• _Work instructions_: Copy every line of the records below where the word "ylabel" occurs.
--- Start of Provided data ---
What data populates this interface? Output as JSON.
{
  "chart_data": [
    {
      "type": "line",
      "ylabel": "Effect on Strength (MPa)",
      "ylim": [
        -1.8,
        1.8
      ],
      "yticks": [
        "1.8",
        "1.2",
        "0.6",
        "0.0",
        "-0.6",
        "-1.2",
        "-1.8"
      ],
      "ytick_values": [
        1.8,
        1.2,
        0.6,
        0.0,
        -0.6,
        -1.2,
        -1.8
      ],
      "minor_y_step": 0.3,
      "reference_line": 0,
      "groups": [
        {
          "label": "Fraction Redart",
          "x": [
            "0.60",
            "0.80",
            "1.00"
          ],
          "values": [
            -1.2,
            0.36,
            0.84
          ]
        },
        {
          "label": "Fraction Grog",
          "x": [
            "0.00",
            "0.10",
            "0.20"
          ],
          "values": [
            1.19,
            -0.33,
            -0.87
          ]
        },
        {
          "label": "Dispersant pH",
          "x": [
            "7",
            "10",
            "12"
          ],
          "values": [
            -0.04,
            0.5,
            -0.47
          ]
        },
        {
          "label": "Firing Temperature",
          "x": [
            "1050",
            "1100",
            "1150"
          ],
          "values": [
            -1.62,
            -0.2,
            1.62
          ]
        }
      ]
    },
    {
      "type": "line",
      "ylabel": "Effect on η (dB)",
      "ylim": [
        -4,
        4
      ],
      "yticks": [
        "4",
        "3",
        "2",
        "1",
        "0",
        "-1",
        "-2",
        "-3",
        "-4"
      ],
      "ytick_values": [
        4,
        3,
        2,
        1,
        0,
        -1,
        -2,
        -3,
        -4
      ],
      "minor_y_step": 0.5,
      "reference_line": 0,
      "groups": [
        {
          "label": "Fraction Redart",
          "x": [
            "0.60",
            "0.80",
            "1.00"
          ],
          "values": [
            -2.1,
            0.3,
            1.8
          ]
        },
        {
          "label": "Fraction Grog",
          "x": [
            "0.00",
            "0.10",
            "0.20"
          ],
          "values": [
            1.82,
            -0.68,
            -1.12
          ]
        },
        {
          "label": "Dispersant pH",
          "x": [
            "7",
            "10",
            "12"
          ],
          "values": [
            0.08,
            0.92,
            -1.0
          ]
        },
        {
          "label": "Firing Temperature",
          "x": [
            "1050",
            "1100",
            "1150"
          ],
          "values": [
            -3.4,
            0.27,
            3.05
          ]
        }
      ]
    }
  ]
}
--- End of Provided data ---
• _Result for this exercise_:
      "ylabel": "Effect on Strength (MPa)",
      "ylabel": "Effect on η (dB)",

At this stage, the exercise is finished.